▶ [INFORMATION SHOWN]
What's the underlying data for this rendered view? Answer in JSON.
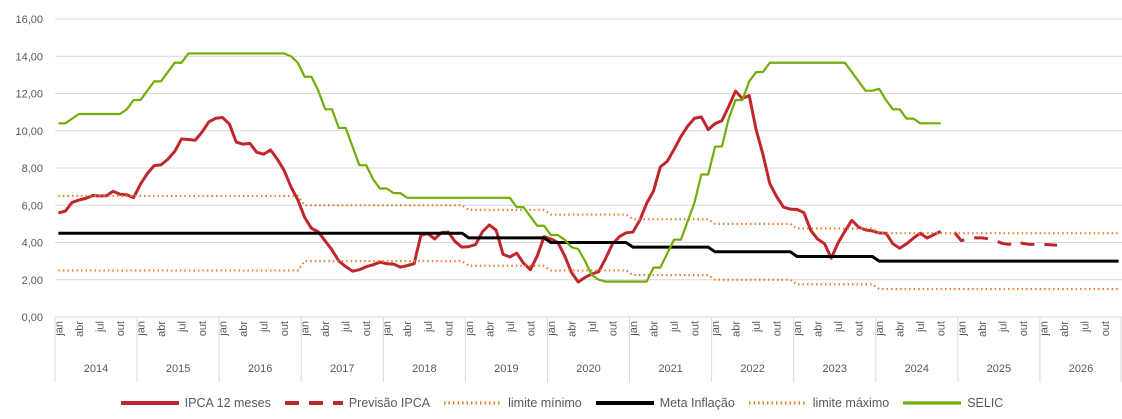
{
  "chart_data": {
    "type": "line",
    "categories": [
      "jan",
      null,
      null,
      "abr",
      null,
      null,
      "jul",
      null,
      null,
      "out",
      null,
      null,
      "jan",
      null,
      null,
      "abr",
      null,
      null,
      "jul",
      null,
      null,
      "out",
      null,
      null,
      "jan",
      null,
      null,
      "abr",
      null,
      null,
      "jul",
      null,
      null,
      "out",
      null,
      null,
      "jan",
      null,
      null,
      "abr",
      null,
      null,
      "jul",
      null,
      null,
      "out",
      null,
      null,
      "jan",
      null,
      null,
      "abr",
      null,
      null,
      "jul",
      null,
      null,
      "out",
      null,
      null,
      "jan",
      null,
      null,
      "abr",
      null,
      null,
      "jul",
      null,
      null,
      "out",
      null,
      null,
      "jan",
      null,
      null,
      "abr",
      null,
      null,
      "jul",
      null,
      null,
      "out",
      null,
      null,
      "jan",
      null,
      null,
      "abr",
      null,
      null,
      "jul",
      null,
      null,
      "out",
      null,
      null,
      "jan",
      null,
      null,
      "abr",
      null,
      null,
      "jul",
      null,
      null,
      "out",
      null,
      null,
      "jan",
      null,
      null,
      "abr",
      null,
      null,
      "jul",
      null,
      null,
      "out",
      null,
      null,
      "jan",
      null,
      null,
      "abr",
      null,
      null,
      "jul",
      null,
      null,
      "out",
      null,
      null,
      "jan",
      null,
      null,
      "abr",
      null,
      null,
      "jul",
      null,
      null,
      "out",
      null,
      null,
      "jan",
      null,
      null,
      "abr",
      null,
      null,
      "jul",
      null,
      null,
      "out",
      null,
      null
    ],
    "years": [
      "2014",
      "2015",
      "2016",
      "2017",
      "2018",
      "2019",
      "2020",
      "2021",
      "2022",
      "2023",
      "2024",
      "2025",
      "2026"
    ],
    "ylim": [
      0,
      16
    ],
    "yticks": [
      {
        "value": 0,
        "label": "0,00"
      },
      {
        "value": 2,
        "label": "2,00"
      },
      {
        "value": 4,
        "label": "4,00"
      },
      {
        "value": 6,
        "label": "6,00"
      },
      {
        "value": 8,
        "label": "8,00"
      },
      {
        "value": 10,
        "label": "10,00"
      },
      {
        "value": 12,
        "label": "12,00"
      },
      {
        "value": 14,
        "label": "14,00"
      },
      {
        "value": 16,
        "label": "16,00"
      }
    ],
    "grid": true,
    "legend": "bottom",
    "series": [
      {
        "name": "IPCA 12 meses",
        "color": "#c0262d",
        "dash": "solid",
        "values": [
          5.59,
          5.68,
          6.15,
          6.28,
          6.37,
          6.52,
          6.5,
          6.51,
          6.75,
          6.59,
          6.56,
          6.41,
          7.14,
          7.7,
          8.13,
          8.17,
          8.47,
          8.89,
          9.56,
          9.53,
          9.49,
          9.93,
          10.48,
          10.67,
          10.71,
          10.36,
          9.39,
          9.28,
          9.32,
          8.84,
          8.74,
          8.97,
          8.48,
          7.87,
          6.99,
          6.29,
          5.35,
          4.76,
          4.57,
          4.08,
          3.6,
          3.0,
          2.71,
          2.46,
          2.54,
          2.7,
          2.8,
          2.95,
          2.86,
          2.84,
          2.68,
          2.76,
          2.86,
          4.39,
          4.48,
          4.19,
          4.53,
          4.56,
          4.05,
          3.75,
          3.78,
          3.89,
          4.58,
          4.94,
          4.66,
          3.37,
          3.22,
          3.43,
          2.89,
          2.54,
          3.27,
          4.31,
          4.19,
          4.01,
          3.3,
          2.4,
          1.88,
          2.13,
          2.31,
          2.44,
          3.14,
          3.92,
          4.31,
          4.52,
          4.56,
          5.2,
          6.1,
          6.76,
          8.06,
          8.35,
          8.99,
          9.68,
          10.25,
          10.67,
          10.74,
          10.06,
          10.38,
          10.54,
          11.3,
          12.13,
          11.73,
          11.89,
          10.07,
          8.73,
          7.17,
          6.47,
          5.9,
          5.79,
          5.77,
          5.6,
          4.65,
          4.18,
          3.94,
          3.16,
          3.99,
          4.61,
          5.19,
          4.82,
          4.68,
          4.62,
          4.51,
          4.5,
          3.93,
          3.69,
          3.93,
          4.23,
          4.5,
          4.24,
          4.42,
          4.6,
          null,
          null,
          null,
          null,
          null,
          null,
          null,
          null,
          null,
          null,
          null,
          null,
          null,
          null,
          null,
          null,
          null,
          null,
          null,
          null,
          null,
          null,
          null,
          null,
          null,
          null
        ]
      },
      {
        "name": "Previsão IPCA",
        "color": "#c0262d",
        "dash": "dash",
        "values": [
          null,
          null,
          null,
          null,
          null,
          null,
          null,
          null,
          null,
          null,
          null,
          null,
          null,
          null,
          null,
          null,
          null,
          null,
          null,
          null,
          null,
          null,
          null,
          null,
          null,
          null,
          null,
          null,
          null,
          null,
          null,
          null,
          null,
          null,
          null,
          null,
          null,
          null,
          null,
          null,
          null,
          null,
          null,
          null,
          null,
          null,
          null,
          null,
          null,
          null,
          null,
          null,
          null,
          null,
          null,
          null,
          null,
          null,
          null,
          null,
          null,
          null,
          null,
          null,
          null,
          null,
          null,
          null,
          null,
          null,
          null,
          null,
          null,
          null,
          null,
          null,
          null,
          null,
          null,
          null,
          null,
          null,
          null,
          null,
          null,
          null,
          null,
          null,
          null,
          null,
          null,
          null,
          null,
          null,
          null,
          null,
          null,
          null,
          null,
          null,
          null,
          null,
          null,
          null,
          null,
          null,
          null,
          null,
          null,
          null,
          null,
          null,
          null,
          null,
          null,
          null,
          null,
          null,
          null,
          null,
          null,
          null,
          null,
          null,
          null,
          null,
          null,
          null,
          null,
          null,
          null,
          4.55,
          4.1,
          4.2,
          4.25,
          4.25,
          4.2,
          4.1,
          3.95,
          3.9,
          4.05,
          3.95,
          3.9,
          3.9,
          3.9,
          3.88,
          3.85,
          null,
          null,
          null,
          null,
          null,
          null,
          null,
          null,
          null
        ]
      },
      {
        "name": "limite mínimo",
        "color": "#ed7d31",
        "dash": "dot",
        "values": [
          2.5,
          2.5,
          2.5,
          2.5,
          2.5,
          2.5,
          2.5,
          2.5,
          2.5,
          2.5,
          2.5,
          2.5,
          2.5,
          2.5,
          2.5,
          2.5,
          2.5,
          2.5,
          2.5,
          2.5,
          2.5,
          2.5,
          2.5,
          2.5,
          2.5,
          2.5,
          2.5,
          2.5,
          2.5,
          2.5,
          2.5,
          2.5,
          2.5,
          2.5,
          2.5,
          2.5,
          3,
          3,
          3,
          3,
          3,
          3,
          3,
          3,
          3,
          3,
          3,
          3,
          3,
          3,
          3,
          3,
          3,
          3,
          3,
          3,
          3,
          3,
          3,
          3,
          2.75,
          2.75,
          2.75,
          2.75,
          2.75,
          2.75,
          2.75,
          2.75,
          2.75,
          2.75,
          2.75,
          2.75,
          2.5,
          2.5,
          2.5,
          2.5,
          2.5,
          2.5,
          2.5,
          2.5,
          2.5,
          2.5,
          2.5,
          2.5,
          2.25,
          2.25,
          2.25,
          2.25,
          2.25,
          2.25,
          2.25,
          2.25,
          2.25,
          2.25,
          2.25,
          2.25,
          2,
          2,
          2,
          2,
          2,
          2,
          2,
          2,
          2,
          2,
          2,
          2,
          1.75,
          1.75,
          1.75,
          1.75,
          1.75,
          1.75,
          1.75,
          1.75,
          1.75,
          1.75,
          1.75,
          1.75,
          1.5,
          1.5,
          1.5,
          1.5,
          1.5,
          1.5,
          1.5,
          1.5,
          1.5,
          1.5,
          1.5,
          1.5,
          1.5,
          1.5,
          1.5,
          1.5,
          1.5,
          1.5,
          1.5,
          1.5,
          1.5,
          1.5,
          1.5,
          1.5,
          1.5,
          1.5,
          1.5,
          1.5,
          1.5,
          1.5,
          1.5,
          1.5,
          1.5,
          1.5,
          1.5,
          1.5
        ]
      },
      {
        "name": "Meta Inflação",
        "color": "#000000",
        "dash": "solid",
        "values": [
          4.5,
          4.5,
          4.5,
          4.5,
          4.5,
          4.5,
          4.5,
          4.5,
          4.5,
          4.5,
          4.5,
          4.5,
          4.5,
          4.5,
          4.5,
          4.5,
          4.5,
          4.5,
          4.5,
          4.5,
          4.5,
          4.5,
          4.5,
          4.5,
          4.5,
          4.5,
          4.5,
          4.5,
          4.5,
          4.5,
          4.5,
          4.5,
          4.5,
          4.5,
          4.5,
          4.5,
          4.5,
          4.5,
          4.5,
          4.5,
          4.5,
          4.5,
          4.5,
          4.5,
          4.5,
          4.5,
          4.5,
          4.5,
          4.5,
          4.5,
          4.5,
          4.5,
          4.5,
          4.5,
          4.5,
          4.5,
          4.5,
          4.5,
          4.5,
          4.5,
          4.25,
          4.25,
          4.25,
          4.25,
          4.25,
          4.25,
          4.25,
          4.25,
          4.25,
          4.25,
          4.25,
          4.25,
          4,
          4,
          4,
          4,
          4,
          4,
          4,
          4,
          4,
          4,
          4,
          4,
          3.75,
          3.75,
          3.75,
          3.75,
          3.75,
          3.75,
          3.75,
          3.75,
          3.75,
          3.75,
          3.75,
          3.75,
          3.5,
          3.5,
          3.5,
          3.5,
          3.5,
          3.5,
          3.5,
          3.5,
          3.5,
          3.5,
          3.5,
          3.5,
          3.25,
          3.25,
          3.25,
          3.25,
          3.25,
          3.25,
          3.25,
          3.25,
          3.25,
          3.25,
          3.25,
          3.25,
          3,
          3,
          3,
          3,
          3,
          3,
          3,
          3,
          3,
          3,
          3,
          3,
          3,
          3,
          3,
          3,
          3,
          3,
          3,
          3,
          3,
          3,
          3,
          3,
          3,
          3,
          3,
          3,
          3,
          3,
          3,
          3,
          3,
          3,
          3,
          3
        ]
      },
      {
        "name": "limite máximo",
        "color": "#ed7d31",
        "dash": "dot",
        "values": [
          6.5,
          6.5,
          6.5,
          6.5,
          6.5,
          6.5,
          6.5,
          6.5,
          6.5,
          6.5,
          6.5,
          6.5,
          6.5,
          6.5,
          6.5,
          6.5,
          6.5,
          6.5,
          6.5,
          6.5,
          6.5,
          6.5,
          6.5,
          6.5,
          6.5,
          6.5,
          6.5,
          6.5,
          6.5,
          6.5,
          6.5,
          6.5,
          6.5,
          6.5,
          6.5,
          6.5,
          6,
          6,
          6,
          6,
          6,
          6,
          6,
          6,
          6,
          6,
          6,
          6,
          6,
          6,
          6,
          6,
          6,
          6,
          6,
          6,
          6,
          6,
          6,
          6,
          5.75,
          5.75,
          5.75,
          5.75,
          5.75,
          5.75,
          5.75,
          5.75,
          5.75,
          5.75,
          5.75,
          5.75,
          5.5,
          5.5,
          5.5,
          5.5,
          5.5,
          5.5,
          5.5,
          5.5,
          5.5,
          5.5,
          5.5,
          5.5,
          5.25,
          5.25,
          5.25,
          5.25,
          5.25,
          5.25,
          5.25,
          5.25,
          5.25,
          5.25,
          5.25,
          5.25,
          5,
          5,
          5,
          5,
          5,
          5,
          5,
          5,
          5,
          5,
          5,
          5,
          4.75,
          4.75,
          4.75,
          4.75,
          4.75,
          4.75,
          4.75,
          4.75,
          4.75,
          4.75,
          4.75,
          4.75,
          4.5,
          4.5,
          4.5,
          4.5,
          4.5,
          4.5,
          4.5,
          4.5,
          4.5,
          4.5,
          4.5,
          4.5,
          4.5,
          4.5,
          4.5,
          4.5,
          4.5,
          4.5,
          4.5,
          4.5,
          4.5,
          4.5,
          4.5,
          4.5,
          4.5,
          4.5,
          4.5,
          4.5,
          4.5,
          4.5,
          4.5,
          4.5,
          4.5,
          4.5,
          4.5,
          4.5
        ]
      },
      {
        "name": "SELIC",
        "color": "#70ad07",
        "dash": "solid",
        "values": [
          10.4,
          10.4,
          10.65,
          10.9,
          10.9,
          10.9,
          10.9,
          10.9,
          10.9,
          10.9,
          11.15,
          11.65,
          11.65,
          12.15,
          12.65,
          12.65,
          13.15,
          13.65,
          13.65,
          14.15,
          14.15,
          14.15,
          14.15,
          14.15,
          14.15,
          14.15,
          14.15,
          14.15,
          14.15,
          14.15,
          14.15,
          14.15,
          14.15,
          14.15,
          14.0,
          13.65,
          12.9,
          12.9,
          12.15,
          11.15,
          11.15,
          10.15,
          10.15,
          9.15,
          8.15,
          8.15,
          7.4,
          6.9,
          6.9,
          6.65,
          6.65,
          6.4,
          6.4,
          6.4,
          6.4,
          6.4,
          6.4,
          6.4,
          6.4,
          6.4,
          6.4,
          6.4,
          6.4,
          6.4,
          6.4,
          6.4,
          6.4,
          5.9,
          5.9,
          5.4,
          4.9,
          4.9,
          4.4,
          4.4,
          4.15,
          3.75,
          3.65,
          3.0,
          2.25,
          2.0,
          1.9,
          1.9,
          1.9,
          1.9,
          1.9,
          1.9,
          1.9,
          2.65,
          2.65,
          3.4,
          4.15,
          4.15,
          5.15,
          6.15,
          7.65,
          7.65,
          9.15,
          9.15,
          10.65,
          11.65,
          11.65,
          12.65,
          13.15,
          13.15,
          13.65,
          13.65,
          13.65,
          13.65,
          13.65,
          13.65,
          13.65,
          13.65,
          13.65,
          13.65,
          13.65,
          13.65,
          13.15,
          12.65,
          12.15,
          12.15,
          12.25,
          11.65,
          11.15,
          11.15,
          10.65,
          10.65,
          10.4,
          10.4,
          10.4,
          10.4,
          null,
          null,
          null,
          null,
          null,
          null,
          null,
          null,
          null,
          null,
          null,
          null,
          null,
          null,
          null,
          null,
          null,
          null,
          null,
          null,
          null,
          null,
          null,
          null,
          null,
          null
        ]
      }
    ]
  }
}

▶ [EXERCISE REQUIREMENTS]
Gather each line of the records holding the string "limite".

▶ [FINAL RESULT]
        "name": "limite mínimo",
        "name": "limite máximo",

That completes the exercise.